Format the data from its first line through the line containing "top-border (0, 0, 1906, 3)" as a numbered list, omitting any blank lines.

************

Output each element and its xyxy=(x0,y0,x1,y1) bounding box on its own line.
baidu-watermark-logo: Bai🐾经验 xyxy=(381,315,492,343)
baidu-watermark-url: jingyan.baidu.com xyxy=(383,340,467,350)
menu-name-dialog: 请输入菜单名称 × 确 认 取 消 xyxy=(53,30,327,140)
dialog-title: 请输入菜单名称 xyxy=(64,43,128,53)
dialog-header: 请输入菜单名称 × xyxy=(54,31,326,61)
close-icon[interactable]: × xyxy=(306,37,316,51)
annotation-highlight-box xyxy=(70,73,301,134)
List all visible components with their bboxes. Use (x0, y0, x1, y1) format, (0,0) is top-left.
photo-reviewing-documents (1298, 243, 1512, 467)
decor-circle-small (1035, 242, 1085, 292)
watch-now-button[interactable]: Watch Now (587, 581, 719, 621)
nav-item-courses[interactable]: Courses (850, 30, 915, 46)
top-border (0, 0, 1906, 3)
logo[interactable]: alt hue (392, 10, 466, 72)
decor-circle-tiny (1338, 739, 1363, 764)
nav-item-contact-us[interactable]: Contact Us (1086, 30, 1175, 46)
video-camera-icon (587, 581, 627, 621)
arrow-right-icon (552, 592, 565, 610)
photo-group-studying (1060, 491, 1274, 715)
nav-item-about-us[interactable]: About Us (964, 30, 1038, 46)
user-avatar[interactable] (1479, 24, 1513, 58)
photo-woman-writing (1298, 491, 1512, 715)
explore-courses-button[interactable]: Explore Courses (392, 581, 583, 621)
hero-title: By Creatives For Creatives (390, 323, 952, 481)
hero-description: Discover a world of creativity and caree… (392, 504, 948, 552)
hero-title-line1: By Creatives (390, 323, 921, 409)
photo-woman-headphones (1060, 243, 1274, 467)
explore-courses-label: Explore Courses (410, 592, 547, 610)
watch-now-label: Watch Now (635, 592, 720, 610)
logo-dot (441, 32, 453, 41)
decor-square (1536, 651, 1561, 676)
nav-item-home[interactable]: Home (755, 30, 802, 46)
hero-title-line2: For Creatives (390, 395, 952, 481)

************

Full output:
1. Output each element and its xyxy=(x0,y0,x1,y1) bounding box on its own line.
2. baidu-watermark-logo: Bai🐾经验 xyxy=(381,315,492,343)
3. baidu-watermark-url: jingyan.baidu.com xyxy=(383,340,467,350)
4. menu-name-dialog: 请输入菜单名称 × 确 认 取 消 xyxy=(53,30,327,140)
5. dialog-title: 请输入菜单名称 xyxy=(64,43,128,53)
6. dialog-header: 请输入菜单名称 × xyxy=(54,31,326,61)
7. close-icon[interactable]: × xyxy=(306,37,316,51)
8. annotation-highlight-box xyxy=(70,73,301,134)
9. List all visible components with their bboxes. Use (x0, y0, x1, y1) format, (0,0) is top-left.
10. photo-reviewing-documents (1298, 243, 1512, 467)
11. decor-circle-small (1035, 242, 1085, 292)
12. watch-now-button[interactable]: Watch Now (587, 581, 719, 621)
13. nav-item-courses[interactable]: Courses (850, 30, 915, 46)
14. top-border (0, 0, 1906, 3)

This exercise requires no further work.